List all the lines in these records that hold "this".

-- begin GIVEN RECORDS --

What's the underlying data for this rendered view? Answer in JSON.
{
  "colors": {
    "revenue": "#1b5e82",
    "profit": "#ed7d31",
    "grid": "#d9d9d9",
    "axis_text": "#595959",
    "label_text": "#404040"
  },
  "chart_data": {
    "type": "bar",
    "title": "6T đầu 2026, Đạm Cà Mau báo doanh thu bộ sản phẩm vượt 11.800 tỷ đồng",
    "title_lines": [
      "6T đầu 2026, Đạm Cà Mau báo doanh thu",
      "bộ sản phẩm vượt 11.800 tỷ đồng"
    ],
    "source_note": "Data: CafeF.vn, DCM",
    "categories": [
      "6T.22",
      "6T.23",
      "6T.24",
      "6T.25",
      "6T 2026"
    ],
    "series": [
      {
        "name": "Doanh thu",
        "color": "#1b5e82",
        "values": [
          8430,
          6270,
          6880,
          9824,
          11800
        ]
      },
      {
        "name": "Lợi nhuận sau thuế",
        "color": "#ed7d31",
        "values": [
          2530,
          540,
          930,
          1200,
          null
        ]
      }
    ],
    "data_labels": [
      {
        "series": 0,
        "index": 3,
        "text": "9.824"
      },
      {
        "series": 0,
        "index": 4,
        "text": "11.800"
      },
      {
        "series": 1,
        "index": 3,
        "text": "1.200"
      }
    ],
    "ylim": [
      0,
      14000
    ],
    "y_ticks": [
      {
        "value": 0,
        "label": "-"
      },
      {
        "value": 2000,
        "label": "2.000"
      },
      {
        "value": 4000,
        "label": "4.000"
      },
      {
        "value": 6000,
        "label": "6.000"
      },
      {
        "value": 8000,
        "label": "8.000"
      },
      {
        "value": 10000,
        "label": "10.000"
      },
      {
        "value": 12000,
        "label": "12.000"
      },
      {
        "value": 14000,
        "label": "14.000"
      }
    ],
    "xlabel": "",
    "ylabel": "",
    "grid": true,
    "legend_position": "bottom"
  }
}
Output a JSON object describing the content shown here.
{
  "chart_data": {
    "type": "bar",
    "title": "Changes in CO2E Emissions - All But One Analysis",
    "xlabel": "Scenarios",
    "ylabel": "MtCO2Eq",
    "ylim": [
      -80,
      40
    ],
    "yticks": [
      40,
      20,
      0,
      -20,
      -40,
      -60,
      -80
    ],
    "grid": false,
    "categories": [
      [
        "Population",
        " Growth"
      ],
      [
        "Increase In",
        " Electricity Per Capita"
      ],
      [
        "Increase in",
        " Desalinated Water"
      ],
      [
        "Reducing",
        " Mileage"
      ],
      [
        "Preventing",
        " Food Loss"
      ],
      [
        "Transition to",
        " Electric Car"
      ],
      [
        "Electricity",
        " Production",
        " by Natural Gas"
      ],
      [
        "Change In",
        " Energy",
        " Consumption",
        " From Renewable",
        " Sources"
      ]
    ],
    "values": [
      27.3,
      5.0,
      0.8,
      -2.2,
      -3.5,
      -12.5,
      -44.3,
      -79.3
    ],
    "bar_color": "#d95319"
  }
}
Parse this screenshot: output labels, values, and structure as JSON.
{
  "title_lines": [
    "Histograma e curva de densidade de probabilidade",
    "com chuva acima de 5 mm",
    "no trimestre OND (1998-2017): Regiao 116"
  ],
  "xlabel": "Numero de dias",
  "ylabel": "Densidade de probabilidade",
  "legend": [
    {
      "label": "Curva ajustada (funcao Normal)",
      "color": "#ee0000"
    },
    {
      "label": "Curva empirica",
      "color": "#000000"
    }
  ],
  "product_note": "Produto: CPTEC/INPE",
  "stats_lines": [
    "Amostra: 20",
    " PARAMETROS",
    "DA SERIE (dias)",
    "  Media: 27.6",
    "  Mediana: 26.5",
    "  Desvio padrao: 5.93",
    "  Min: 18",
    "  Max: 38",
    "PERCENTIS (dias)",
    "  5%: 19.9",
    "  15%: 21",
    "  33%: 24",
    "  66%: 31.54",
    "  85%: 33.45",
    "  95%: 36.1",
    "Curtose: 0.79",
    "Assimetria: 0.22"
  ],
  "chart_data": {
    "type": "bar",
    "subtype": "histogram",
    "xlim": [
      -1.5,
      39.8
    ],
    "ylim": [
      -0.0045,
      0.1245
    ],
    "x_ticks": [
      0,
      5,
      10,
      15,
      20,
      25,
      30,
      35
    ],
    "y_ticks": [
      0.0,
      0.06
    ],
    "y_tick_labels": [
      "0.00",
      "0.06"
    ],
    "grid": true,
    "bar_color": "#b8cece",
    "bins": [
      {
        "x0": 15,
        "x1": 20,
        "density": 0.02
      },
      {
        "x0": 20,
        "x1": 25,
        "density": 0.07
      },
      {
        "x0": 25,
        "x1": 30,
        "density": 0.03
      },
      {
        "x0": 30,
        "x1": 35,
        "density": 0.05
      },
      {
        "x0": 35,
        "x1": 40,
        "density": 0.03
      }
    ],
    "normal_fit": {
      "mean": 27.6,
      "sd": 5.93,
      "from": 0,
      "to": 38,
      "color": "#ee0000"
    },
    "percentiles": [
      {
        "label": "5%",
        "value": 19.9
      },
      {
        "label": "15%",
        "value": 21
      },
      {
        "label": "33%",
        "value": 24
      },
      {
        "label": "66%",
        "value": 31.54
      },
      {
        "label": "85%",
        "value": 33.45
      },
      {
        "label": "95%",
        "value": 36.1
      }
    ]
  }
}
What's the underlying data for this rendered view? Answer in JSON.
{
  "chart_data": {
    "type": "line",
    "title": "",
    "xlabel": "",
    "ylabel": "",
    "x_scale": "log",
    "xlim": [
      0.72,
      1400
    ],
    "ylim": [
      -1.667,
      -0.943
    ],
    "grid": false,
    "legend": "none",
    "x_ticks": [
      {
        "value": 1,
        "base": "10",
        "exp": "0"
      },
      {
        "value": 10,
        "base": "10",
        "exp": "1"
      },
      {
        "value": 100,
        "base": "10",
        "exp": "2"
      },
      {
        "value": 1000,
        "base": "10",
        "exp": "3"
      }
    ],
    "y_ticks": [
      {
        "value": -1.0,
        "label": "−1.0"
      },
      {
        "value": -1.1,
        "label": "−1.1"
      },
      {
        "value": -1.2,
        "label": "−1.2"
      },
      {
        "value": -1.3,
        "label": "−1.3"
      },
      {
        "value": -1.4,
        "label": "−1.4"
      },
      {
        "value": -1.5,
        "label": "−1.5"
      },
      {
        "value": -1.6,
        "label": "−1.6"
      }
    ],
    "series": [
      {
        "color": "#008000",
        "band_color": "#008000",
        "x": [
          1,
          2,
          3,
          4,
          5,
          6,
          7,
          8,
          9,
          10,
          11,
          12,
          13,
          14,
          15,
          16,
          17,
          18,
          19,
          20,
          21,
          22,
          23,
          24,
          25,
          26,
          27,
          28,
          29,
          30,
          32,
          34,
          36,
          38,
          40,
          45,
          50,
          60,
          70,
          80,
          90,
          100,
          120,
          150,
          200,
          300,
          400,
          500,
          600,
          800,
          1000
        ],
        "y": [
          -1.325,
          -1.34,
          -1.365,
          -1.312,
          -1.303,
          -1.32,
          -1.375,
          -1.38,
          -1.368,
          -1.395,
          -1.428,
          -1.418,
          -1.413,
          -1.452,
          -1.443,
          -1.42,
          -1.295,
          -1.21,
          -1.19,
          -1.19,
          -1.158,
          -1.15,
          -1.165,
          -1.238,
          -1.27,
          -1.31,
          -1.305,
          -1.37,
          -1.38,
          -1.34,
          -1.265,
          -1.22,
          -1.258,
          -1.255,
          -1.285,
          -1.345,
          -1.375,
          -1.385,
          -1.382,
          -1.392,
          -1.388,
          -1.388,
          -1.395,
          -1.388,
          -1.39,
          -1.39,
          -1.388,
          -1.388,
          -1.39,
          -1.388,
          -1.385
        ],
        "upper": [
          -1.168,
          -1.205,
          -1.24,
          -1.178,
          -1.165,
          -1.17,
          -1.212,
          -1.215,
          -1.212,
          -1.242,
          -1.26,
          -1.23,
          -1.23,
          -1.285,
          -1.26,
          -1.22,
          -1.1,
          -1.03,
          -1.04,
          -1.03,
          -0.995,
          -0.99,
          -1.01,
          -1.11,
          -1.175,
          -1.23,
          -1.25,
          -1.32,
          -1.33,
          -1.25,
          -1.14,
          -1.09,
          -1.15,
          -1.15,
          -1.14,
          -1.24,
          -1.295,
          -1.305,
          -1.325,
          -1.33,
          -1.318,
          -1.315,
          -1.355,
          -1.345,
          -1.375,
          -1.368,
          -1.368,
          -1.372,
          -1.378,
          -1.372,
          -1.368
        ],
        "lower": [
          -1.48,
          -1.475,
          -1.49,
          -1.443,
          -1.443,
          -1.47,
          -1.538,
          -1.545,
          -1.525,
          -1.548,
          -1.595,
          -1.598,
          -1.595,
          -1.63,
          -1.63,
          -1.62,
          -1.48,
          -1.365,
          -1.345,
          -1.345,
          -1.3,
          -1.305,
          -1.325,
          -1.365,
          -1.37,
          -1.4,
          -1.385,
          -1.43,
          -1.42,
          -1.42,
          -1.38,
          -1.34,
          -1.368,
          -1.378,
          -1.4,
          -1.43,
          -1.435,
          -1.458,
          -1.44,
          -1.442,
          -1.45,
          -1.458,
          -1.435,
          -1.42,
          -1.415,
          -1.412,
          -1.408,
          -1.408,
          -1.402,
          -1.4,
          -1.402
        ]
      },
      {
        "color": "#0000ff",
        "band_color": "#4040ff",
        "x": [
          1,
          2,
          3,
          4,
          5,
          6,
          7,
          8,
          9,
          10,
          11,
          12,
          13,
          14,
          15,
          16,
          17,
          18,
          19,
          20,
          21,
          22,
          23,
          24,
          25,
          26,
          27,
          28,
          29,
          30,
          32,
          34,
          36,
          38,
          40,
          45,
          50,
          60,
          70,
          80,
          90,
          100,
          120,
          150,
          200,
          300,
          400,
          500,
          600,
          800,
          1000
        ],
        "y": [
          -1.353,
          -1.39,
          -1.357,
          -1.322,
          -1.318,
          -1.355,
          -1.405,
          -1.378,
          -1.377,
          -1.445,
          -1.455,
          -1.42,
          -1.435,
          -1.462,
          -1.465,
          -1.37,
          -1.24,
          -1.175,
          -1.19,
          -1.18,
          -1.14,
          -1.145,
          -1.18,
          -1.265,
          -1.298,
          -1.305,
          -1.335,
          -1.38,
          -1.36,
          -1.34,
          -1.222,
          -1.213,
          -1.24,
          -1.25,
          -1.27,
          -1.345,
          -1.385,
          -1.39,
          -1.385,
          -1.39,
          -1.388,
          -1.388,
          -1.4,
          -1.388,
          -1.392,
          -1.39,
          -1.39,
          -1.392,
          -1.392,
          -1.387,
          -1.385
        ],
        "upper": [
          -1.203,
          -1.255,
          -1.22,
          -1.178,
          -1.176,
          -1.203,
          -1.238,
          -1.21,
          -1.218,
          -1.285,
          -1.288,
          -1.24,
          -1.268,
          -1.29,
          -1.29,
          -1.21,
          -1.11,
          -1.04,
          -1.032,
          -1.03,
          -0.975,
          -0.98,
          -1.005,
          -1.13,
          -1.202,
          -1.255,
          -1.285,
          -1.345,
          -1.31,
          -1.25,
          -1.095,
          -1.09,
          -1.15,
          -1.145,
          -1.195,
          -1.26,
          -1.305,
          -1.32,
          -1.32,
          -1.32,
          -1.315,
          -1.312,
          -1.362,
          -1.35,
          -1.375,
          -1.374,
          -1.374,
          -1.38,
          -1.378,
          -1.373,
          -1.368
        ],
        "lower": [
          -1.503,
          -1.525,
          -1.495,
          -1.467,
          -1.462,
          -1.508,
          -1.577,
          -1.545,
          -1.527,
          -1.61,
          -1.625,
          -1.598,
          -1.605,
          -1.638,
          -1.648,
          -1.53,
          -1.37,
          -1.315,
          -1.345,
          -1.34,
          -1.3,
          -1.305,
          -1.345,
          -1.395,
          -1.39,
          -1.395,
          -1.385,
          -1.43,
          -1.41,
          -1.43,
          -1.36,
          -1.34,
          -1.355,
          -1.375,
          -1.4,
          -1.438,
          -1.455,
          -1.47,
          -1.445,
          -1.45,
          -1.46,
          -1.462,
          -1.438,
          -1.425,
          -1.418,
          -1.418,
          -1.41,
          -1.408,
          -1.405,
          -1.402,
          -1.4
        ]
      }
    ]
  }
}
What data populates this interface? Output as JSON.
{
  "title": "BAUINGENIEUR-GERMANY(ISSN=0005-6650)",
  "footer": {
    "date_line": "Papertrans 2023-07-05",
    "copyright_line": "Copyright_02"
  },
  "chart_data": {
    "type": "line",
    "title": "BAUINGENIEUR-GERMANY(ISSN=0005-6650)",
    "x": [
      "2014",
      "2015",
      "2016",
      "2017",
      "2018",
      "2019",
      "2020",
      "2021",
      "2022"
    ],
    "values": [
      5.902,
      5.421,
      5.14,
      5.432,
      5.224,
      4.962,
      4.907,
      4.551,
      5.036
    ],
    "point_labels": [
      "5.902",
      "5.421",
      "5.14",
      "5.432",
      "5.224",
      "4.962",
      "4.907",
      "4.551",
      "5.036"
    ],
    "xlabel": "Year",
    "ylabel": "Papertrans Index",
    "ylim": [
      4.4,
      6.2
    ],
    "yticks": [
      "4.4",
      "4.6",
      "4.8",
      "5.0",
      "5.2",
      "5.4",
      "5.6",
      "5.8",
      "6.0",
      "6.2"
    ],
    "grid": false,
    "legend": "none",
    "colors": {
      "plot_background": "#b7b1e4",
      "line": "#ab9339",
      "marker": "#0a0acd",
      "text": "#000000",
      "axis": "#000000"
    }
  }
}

-- end GIVEN RECORDS --

RESULT BELOW:
What's the underlying data for this rendered view? Answer in JSON.
Parse this screenshot: output labels, values, and structure as JSON.
What's the underlying data for this rendered view? Answer in JSON.
What data populates this interface? Output as JSON.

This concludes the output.